— start —
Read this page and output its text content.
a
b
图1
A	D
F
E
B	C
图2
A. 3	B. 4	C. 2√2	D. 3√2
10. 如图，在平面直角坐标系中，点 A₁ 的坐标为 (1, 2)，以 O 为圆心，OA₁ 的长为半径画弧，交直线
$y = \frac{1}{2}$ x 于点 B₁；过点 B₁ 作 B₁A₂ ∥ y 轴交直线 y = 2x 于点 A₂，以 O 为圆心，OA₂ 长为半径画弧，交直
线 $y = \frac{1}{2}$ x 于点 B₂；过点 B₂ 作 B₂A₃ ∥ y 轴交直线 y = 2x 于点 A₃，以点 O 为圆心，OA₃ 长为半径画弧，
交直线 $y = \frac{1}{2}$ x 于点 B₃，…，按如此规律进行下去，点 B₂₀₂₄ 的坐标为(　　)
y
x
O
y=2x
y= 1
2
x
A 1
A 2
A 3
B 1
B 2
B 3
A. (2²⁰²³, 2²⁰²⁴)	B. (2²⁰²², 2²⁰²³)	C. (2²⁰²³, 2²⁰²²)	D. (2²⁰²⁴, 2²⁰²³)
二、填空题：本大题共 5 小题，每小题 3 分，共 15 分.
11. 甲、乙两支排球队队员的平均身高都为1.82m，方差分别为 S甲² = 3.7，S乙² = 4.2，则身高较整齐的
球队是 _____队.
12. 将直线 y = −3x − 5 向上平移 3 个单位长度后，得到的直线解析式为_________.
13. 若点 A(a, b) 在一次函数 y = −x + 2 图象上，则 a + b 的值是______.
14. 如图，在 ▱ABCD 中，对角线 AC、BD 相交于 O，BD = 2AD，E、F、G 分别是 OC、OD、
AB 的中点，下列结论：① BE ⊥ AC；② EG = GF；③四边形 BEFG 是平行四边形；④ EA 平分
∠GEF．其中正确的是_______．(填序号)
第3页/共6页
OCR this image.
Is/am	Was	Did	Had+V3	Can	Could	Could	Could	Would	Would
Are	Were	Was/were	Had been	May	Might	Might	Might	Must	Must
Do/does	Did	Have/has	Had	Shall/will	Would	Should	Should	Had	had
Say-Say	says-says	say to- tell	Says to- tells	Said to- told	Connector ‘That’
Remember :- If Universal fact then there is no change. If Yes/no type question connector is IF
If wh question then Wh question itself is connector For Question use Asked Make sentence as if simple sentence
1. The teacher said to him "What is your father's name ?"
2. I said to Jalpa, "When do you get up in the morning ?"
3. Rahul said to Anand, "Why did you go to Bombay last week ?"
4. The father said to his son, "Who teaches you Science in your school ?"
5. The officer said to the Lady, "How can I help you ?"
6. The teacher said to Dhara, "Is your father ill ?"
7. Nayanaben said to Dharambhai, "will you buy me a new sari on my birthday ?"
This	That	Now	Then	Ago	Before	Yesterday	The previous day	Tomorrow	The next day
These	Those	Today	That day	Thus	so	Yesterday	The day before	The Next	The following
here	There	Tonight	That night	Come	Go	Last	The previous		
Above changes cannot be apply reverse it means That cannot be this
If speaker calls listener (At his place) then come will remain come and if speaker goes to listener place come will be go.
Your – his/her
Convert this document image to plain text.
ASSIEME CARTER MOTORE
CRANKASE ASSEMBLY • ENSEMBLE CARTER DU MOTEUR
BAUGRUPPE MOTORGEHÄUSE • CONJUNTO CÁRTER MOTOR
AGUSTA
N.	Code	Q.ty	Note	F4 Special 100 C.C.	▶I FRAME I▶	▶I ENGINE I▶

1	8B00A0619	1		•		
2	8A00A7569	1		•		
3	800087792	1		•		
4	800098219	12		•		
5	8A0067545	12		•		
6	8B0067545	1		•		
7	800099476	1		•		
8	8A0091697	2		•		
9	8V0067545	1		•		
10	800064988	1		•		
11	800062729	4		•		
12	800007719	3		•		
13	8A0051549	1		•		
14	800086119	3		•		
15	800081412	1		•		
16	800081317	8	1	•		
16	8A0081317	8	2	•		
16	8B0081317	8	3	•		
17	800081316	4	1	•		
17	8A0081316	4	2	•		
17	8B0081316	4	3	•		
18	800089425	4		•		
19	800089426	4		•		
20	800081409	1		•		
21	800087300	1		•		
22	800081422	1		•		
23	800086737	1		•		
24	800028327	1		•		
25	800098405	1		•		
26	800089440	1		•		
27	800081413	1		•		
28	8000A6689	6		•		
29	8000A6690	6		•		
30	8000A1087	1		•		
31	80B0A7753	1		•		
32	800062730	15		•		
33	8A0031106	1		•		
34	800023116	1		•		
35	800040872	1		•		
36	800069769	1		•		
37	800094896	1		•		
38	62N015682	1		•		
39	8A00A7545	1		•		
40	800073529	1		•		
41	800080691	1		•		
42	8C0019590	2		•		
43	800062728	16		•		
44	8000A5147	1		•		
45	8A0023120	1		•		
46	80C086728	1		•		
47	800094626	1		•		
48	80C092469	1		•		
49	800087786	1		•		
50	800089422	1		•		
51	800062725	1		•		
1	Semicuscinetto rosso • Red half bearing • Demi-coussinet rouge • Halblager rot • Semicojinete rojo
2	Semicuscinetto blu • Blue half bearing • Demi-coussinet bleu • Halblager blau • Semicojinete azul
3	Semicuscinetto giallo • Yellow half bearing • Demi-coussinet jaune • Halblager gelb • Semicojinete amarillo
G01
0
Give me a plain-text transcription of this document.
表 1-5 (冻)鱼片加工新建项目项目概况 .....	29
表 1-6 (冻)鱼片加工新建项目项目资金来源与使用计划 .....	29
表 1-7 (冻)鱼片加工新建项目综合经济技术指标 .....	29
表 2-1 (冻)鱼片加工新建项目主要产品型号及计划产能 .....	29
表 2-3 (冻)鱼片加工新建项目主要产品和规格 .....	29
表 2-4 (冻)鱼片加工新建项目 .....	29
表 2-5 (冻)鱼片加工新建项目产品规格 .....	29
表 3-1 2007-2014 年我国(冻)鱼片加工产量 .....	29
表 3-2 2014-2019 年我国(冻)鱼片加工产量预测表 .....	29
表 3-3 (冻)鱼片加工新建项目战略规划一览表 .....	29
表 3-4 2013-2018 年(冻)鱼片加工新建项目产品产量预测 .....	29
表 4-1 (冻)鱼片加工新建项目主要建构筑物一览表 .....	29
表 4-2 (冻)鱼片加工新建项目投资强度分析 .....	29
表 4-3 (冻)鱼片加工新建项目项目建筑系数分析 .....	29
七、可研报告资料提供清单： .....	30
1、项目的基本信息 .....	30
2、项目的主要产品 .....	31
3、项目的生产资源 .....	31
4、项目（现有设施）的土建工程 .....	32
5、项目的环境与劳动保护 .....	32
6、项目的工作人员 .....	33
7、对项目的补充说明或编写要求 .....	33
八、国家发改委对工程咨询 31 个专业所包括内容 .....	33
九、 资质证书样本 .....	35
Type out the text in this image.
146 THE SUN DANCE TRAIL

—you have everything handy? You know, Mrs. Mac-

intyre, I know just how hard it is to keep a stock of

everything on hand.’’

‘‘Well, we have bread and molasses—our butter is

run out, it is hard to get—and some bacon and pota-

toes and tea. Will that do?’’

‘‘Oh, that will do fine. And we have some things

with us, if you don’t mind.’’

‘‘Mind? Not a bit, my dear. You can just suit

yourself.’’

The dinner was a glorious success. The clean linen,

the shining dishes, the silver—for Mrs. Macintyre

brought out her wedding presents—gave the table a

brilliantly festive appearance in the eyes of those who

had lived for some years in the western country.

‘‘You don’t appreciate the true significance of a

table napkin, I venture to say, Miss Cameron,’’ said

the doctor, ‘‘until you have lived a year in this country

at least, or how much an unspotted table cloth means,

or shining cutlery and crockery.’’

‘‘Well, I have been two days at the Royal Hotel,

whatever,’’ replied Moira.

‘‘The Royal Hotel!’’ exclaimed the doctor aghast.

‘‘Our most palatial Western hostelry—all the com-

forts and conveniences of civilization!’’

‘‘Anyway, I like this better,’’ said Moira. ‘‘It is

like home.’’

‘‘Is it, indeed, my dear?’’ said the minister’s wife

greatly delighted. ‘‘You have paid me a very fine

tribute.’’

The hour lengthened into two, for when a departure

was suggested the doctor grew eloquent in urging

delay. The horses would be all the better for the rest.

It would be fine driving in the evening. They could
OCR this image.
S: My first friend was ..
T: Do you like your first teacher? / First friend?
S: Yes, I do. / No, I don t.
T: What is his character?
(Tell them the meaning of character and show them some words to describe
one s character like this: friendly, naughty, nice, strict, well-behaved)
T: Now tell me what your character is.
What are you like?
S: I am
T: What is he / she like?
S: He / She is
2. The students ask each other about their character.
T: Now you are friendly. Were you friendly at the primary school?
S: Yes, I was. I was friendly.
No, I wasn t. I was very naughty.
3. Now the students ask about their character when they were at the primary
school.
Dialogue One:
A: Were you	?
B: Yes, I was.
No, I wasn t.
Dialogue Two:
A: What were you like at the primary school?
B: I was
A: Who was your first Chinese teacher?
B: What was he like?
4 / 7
— end —
• [WHAT THE EXERCISE ASKS]:
From the records above, how many lines include the word "like"? Only the number is wanted.

• [TASK RESPONSE]:
8